Items listed in a dataset
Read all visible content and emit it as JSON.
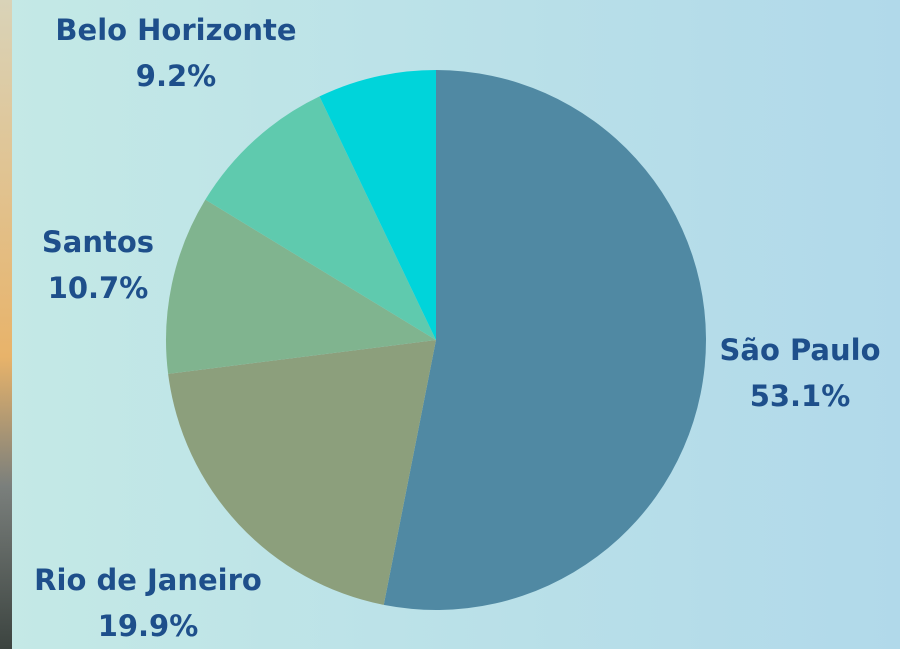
{
  "chart_data": {
    "type": "pie",
    "categories": [
      "São Paulo",
      "Rio de Janeiro",
      "Santos",
      "Belo Horizonte",
      null
    ],
    "values": [
      53.1,
      19.9,
      10.7,
      9.2,
      7.1
    ],
    "value_labels": [
      "53.1%",
      "19.9%",
      "10.7%",
      "9.2%",
      null
    ],
    "colors": [
      "#5089a3",
      "#8c9f7c",
      "#80b48f",
      "#5fcaae",
      "#00d4da"
    ]
  }
}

What you are asked to do: Reproduce the full material exactly, excluding the pictures.

Written reply:
Read all visible content and emit it as JSON.
{
  "chart_data": {
    "type": "pie",
    "categories": [
      "São Paulo",
      "Rio de Janeiro",
      "Santos",
      "Belo Horizonte",
      null
    ],
    "values": [
      53.1,
      19.9,
      10.7,
      9.2,
      7.1
    ],
    "value_labels": [
      "53.1%",
      "19.9%",
      "10.7%",
      "9.2%",
      null
    ],
    "colors": [
      "#5089a3",
      "#8c9f7c",
      "#80b48f",
      "#5fcaae",
      "#00d4da"
    ]
  }
}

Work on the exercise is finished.